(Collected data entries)
□ □ □ □ □ □ □

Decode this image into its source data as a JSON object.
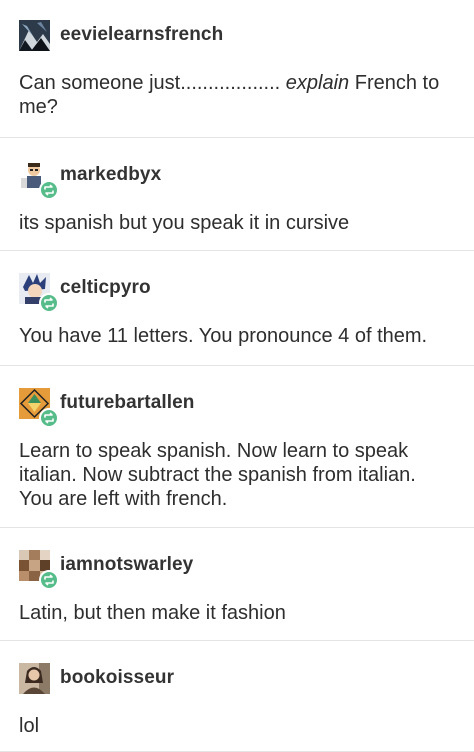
{
  "posts": [
    {
      "username": "eevielearnsfrench",
      "text_before": "Can someone just.................. ",
      "text_emph": "explain",
      "text_after": " French to me?",
      "reblog": false,
      "avatar_icon": "mountain-art-avatar-icon"
    },
    {
      "username": "markedbyx",
      "text": "its spanish but you speak it in cursive",
      "reblog": true,
      "avatar_icon": "cartoon-character-avatar-icon"
    },
    {
      "username": "celticpyro",
      "text": "You have 11 letters. You pronounce 4 of them.",
      "reblog": true,
      "avatar_icon": "anime-character-avatar-icon"
    },
    {
      "username": "futurebartallen",
      "text": "Learn to speak spanish. Now learn to speak italian. Now subtract the spanish from italian. You are left with french.",
      "reblog": true,
      "avatar_icon": "triforce-diamond-avatar-icon"
    },
    {
      "username": "iamnotswarley",
      "text": "Latin, but then make it fashion",
      "reblog": true,
      "avatar_icon": "pixel-mosaic-avatar-icon"
    },
    {
      "username": "bookoisseur",
      "text": "lol",
      "reblog": false,
      "avatar_icon": "person-photo-avatar-icon"
    }
  ],
  "colors": {
    "reblog_badge": "#56bc8a",
    "divider": "#e4e4e4",
    "text": "#2e2e2e"
  }
}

□ □ □ □ □ □ □

Which lines in the listing above hold the word "spanish"? Show each of them.

      "text": "its spanish but you speak it in cursive",
      "text": "Learn to speak spanish. Now learn to speak italian. Now subtract the spanish from italian. You are left with french.",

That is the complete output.